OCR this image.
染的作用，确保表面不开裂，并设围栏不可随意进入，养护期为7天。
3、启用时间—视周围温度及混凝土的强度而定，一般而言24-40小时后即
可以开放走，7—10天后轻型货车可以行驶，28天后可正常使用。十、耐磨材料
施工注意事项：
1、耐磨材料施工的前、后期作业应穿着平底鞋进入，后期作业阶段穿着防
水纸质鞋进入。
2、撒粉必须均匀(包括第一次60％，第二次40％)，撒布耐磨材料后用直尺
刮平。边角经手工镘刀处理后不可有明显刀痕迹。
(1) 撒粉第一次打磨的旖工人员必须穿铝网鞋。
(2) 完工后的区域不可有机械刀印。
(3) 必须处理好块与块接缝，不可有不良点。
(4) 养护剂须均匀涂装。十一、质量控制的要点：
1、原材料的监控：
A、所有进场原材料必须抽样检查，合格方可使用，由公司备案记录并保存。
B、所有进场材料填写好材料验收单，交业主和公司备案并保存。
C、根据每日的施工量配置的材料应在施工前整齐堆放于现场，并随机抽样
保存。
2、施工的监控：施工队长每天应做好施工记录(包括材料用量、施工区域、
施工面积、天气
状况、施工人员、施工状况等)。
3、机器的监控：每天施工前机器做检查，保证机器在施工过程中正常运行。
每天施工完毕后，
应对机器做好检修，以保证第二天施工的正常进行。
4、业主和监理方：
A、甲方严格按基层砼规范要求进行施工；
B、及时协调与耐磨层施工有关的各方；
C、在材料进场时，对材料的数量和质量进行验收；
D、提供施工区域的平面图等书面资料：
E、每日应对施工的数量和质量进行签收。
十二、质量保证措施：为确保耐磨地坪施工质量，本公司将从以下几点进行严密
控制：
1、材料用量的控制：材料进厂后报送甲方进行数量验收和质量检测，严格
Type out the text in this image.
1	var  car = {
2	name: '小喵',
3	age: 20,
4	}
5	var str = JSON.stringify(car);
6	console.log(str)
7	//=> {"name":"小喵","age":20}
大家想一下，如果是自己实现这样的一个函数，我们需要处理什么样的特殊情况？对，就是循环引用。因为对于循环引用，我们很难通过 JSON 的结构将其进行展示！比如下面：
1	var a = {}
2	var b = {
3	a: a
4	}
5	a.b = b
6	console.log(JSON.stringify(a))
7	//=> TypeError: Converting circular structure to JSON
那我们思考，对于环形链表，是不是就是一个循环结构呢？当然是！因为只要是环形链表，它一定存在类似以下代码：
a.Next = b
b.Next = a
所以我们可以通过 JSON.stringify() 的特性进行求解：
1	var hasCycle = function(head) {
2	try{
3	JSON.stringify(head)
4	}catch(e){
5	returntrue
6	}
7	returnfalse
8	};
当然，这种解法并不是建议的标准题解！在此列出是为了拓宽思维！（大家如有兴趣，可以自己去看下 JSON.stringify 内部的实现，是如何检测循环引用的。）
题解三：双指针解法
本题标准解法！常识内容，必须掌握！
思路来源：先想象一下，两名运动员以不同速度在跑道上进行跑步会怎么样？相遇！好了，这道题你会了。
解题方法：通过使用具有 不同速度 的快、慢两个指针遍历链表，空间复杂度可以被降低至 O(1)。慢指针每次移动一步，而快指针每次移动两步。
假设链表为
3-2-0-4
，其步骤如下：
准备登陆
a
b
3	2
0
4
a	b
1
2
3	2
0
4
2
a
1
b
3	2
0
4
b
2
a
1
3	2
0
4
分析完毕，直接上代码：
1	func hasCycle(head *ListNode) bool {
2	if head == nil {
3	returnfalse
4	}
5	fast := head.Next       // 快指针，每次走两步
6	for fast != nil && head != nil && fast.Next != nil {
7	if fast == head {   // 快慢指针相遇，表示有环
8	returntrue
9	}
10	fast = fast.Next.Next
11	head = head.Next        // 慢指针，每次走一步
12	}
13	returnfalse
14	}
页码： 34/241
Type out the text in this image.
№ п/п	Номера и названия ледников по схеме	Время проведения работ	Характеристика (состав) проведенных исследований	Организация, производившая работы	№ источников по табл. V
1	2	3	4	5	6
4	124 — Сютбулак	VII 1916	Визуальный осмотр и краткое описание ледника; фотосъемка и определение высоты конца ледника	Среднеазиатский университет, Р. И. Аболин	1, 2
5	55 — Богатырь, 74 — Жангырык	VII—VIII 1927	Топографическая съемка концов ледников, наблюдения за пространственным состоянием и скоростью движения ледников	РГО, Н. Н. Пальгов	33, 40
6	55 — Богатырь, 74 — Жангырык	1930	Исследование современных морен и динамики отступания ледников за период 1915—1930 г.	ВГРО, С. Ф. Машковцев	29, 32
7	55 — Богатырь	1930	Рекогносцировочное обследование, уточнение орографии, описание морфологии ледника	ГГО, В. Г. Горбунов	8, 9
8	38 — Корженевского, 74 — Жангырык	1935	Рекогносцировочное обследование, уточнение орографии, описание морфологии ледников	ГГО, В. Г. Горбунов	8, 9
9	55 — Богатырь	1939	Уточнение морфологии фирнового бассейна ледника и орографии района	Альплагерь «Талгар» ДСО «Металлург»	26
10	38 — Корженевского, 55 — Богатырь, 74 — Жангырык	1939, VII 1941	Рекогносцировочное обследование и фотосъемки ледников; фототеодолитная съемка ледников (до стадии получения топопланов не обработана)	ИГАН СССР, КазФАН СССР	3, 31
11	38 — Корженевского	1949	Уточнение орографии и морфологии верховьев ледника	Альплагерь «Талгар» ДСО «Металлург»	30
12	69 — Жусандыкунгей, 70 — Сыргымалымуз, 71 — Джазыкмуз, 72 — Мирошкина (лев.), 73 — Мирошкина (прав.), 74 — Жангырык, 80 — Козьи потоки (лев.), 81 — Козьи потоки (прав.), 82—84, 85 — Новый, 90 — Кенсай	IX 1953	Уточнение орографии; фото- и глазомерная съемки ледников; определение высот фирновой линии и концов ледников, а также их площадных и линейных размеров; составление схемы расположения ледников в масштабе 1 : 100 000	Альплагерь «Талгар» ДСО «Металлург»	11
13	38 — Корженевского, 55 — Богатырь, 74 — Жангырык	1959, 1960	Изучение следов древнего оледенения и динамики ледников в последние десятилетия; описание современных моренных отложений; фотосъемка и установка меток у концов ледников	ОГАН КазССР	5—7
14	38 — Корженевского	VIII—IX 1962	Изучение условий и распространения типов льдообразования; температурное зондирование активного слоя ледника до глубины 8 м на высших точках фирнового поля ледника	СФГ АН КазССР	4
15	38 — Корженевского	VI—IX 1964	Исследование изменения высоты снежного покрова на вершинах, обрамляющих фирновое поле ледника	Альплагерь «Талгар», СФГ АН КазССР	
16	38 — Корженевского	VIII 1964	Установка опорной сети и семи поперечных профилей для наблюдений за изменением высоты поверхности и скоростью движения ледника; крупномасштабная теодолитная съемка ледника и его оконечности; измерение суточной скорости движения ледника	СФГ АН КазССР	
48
┄┄┄┄┄┄┄┄┄┄
▶ [What you have to do]: Repeat the material word for word, in full.

▶ [Result for this exercise]:
OCR this image.
染的作用，确保表面不开裂，并设围栏不可随意进入，养护期为7天。
3、启用时间—视周围温度及混凝土的强度而定，一般而言24-40小时后即
可以开放走，7—10天后轻型货车可以行驶，28天后可正常使用。十、耐磨材料
施工注意事项：
1、耐磨材料施工的前、后期作业应穿着平底鞋进入，后期作业阶段穿着防
水纸质鞋进入。
2、撒粉必须均匀(包括第一次60％，第二次40％)，撒布耐磨材料后用直尺
刮平。边角经手工镘刀处理后不可有明显刀痕迹。
(1) 撒粉第一次打磨的旖工人员必须穿铝网鞋。
(2) 完工后的区域不可有机械刀印。
(3) 必须处理好块与块接缝，不可有不良点。
(4) 养护剂须均匀涂装。十一、质量控制的要点：
1、原材料的监控：
A、所有进场原材料必须抽样检查，合格方可使用，由公司备案记录并保存。
B、所有进场材料填写好材料验收单，交业主和公司备案并保存。
C、根据每日的施工量配置的材料应在施工前整齐堆放于现场，并随机抽样
保存。
2、施工的监控：施工队长每天应做好施工记录(包括材料用量、施工区域、
施工面积、天气
状况、施工人员、施工状况等)。
3、机器的监控：每天施工前机器做检查，保证机器在施工过程中正常运行。
每天施工完毕后，
应对机器做好检修，以保证第二天施工的正常进行。
4、业主和监理方：
A、甲方严格按基层砼规范要求进行施工；
B、及时协调与耐磨层施工有关的各方；
C、在材料进场时，对材料的数量和质量进行验收；
D、提供施工区域的平面图等书面资料：
E、每日应对施工的数量和质量进行签收。
十二、质量保证措施：为确保耐磨地坪施工质量，本公司将从以下几点进行严密
控制：
1、材料用量的控制：材料进厂后报送甲方进行数量验收和质量检测，严格
Type out the text in this image.
1	var  car = {
2	name: '小喵',
3	age: 20,
4	}
5	var str = JSON.stringify(car);
6	console.log(str)
7	//=> {"name":"小喵","age":20}
大家想一下，如果是自己实现这样的一个函数，我们需要处理什么样的特殊情况？对，就是循环引用。因为对于循环引用，我们很难通过 JSON 的结构将其进行展示！比如下面：
1	var a = {}
2	var b = {
3	a: a
4	}
5	a.b = b
6	console.log(JSON.stringify(a))
7	//=> TypeError: Converting circular structure to JSON
那我们思考，对于环形链表，是不是就是一个循环结构呢？当然是！因为只要是环形链表，它一定存在类似以下代码：
a.Next = b
b.Next = a
所以我们可以通过 JSON.stringify() 的特性进行求解：
1	var hasCycle = function(head) {
2	try{
3	JSON.stringify(head)
4	}catch(e){
5	returntrue
6	}
7	returnfalse
8	};
当然，这种解法并不是建议的标准题解！在此列出是为了拓宽思维！（大家如有兴趣，可以自己去看下 JSON.stringify 内部的实现，是如何检测循环引用的。）
题解三：双指针解法
本题标准解法！常识内容，必须掌握！
思路来源：先想象一下，两名运动员以不同速度在跑道上进行跑步会怎么样？相遇！好了，这道题你会了。
解题方法：通过使用具有 不同速度 的快、慢两个指针遍历链表，空间复杂度可以被降低至 O(1)。慢指针每次移动一步，而快指针每次移动两步。
假设链表为
3-2-0-4
，其步骤如下：
准备登陆
a
b
3	2
0
4
a	b
1
2
3	2
0
4
2
a
1
b
3	2
0
4
b
2
a
1
3	2
0
4
分析完毕，直接上代码：
1	func hasCycle(head *ListNode) bool {
2	if head == nil {
3	returnfalse
4	}
5	fast := head.Next       // 快指针，每次走两步
6	for fast != nil && head != nil && fast.Next != nil {
7	if fast == head {   // 快慢指针相遇，表示有环
8	returntrue
9	}
10	fast = fast.Next.Next
11	head = head.Next        // 慢指针，每次走一步
12	}
13	returnfalse
14	}
页码： 34/241
Type out the text in this image.
№ п/п	Номера и названия ледников по схеме	Время проведения работ	Характеристика (состав) проведенных исследований	Организация, производившая работы	№ источников по табл. V
1	2	3	4	5	6
4	124 — Сютбулак	VII 1916	Визуальный осмотр и краткое описание ледника; фотосъемка и определение высоты конца ледника	Среднеазиатский университет, Р. И. Аболин	1, 2
5	55 — Богатырь, 74 — Жангырык	VII—VIII 1927	Топографическая съемка концов ледников, наблюдения за пространственным состоянием и скоростью движения ледников	РГО, Н. Н. Пальгов	33, 40
6	55 — Богатырь, 74 — Жангырык	1930	Исследование современных морен и динамики отступания ледников за период 1915—1930 г.	ВГРО, С. Ф. Машковцев	29, 32
7	55 — Богатырь	1930	Рекогносцировочное обследование, уточнение орографии, описание морфологии ледника	ГГО, В. Г. Горбунов	8, 9
8	38 — Корженевского, 74 — Жангырык	1935	Рекогносцировочное обследование, уточнение орографии, описание морфологии ледников	ГГО, В. Г. Горбунов	8, 9
9	55 — Богатырь	1939	Уточнение морфологии фирнового бассейна ледника и орографии района	Альплагерь «Талгар» ДСО «Металлург»	26
10	38 — Корженевского, 55 — Богатырь, 74 — Жангырык	1939, VII 1941	Рекогносцировочное обследование и фотосъемки ледников; фототеодолитная съемка ледников (до стадии получения топопланов не обработана)	ИГАН СССР, КазФАН СССР	3, 31
11	38 — Корженевского	1949	Уточнение орографии и морфологии верховьев ледника	Альплагерь «Талгар» ДСО «Металлург»	30
12	69 — Жусандыкунгей, 70 — Сыргымалымуз, 71 — Джазыкмуз, 72 — Мирошкина (лев.), 73 — Мирошкина (прав.), 74 — Жангырык, 80 — Козьи потоки (лев.), 81 — Козьи потоки (прав.), 82—84, 85 — Новый, 90 — Кенсай	IX 1953	Уточнение орографии; фото- и глазомерная съемки ледников; определение высот фирновой линии и концов ледников, а также их площадных и линейных размеров; составление схемы расположения ледников в масштабе 1 : 100 000	Альплагерь «Талгар» ДСО «Металлург»	11
13	38 — Корженевского, 55 — Богатырь, 74 — Жангырык	1959, 1960	Изучение следов древнего оледенения и динамики ледников в последние десятилетия; описание современных моренных отложений; фотосъемка и установка меток у концов ледников	ОГАН КазССР	5—7
14	38 — Корженевского	VIII—IX 1962	Изучение условий и распространения типов льдообразования; температурное зондирование активного слоя ледника до глубины 8 м на высших точках фирнового поля ледника	СФГ АН КазССР	4
15	38 — Корженевского	VI—IX 1964	Исследование изменения высоты снежного покрова на вершинах, обрамляющих фирновое поле ледника	Альплагерь «Талгар», СФГ АН КазССР	
16	38 — Корженевского	VIII 1964	Установка опорной сети и семи поперечных профилей для наблюдений за изменением высоты поверхности и скоростью движения ледника; крупномасштабная теодолитная съемка ледника и его оконечности; измерение суточной скорости движения ледника	СФГ АН КазССР	
48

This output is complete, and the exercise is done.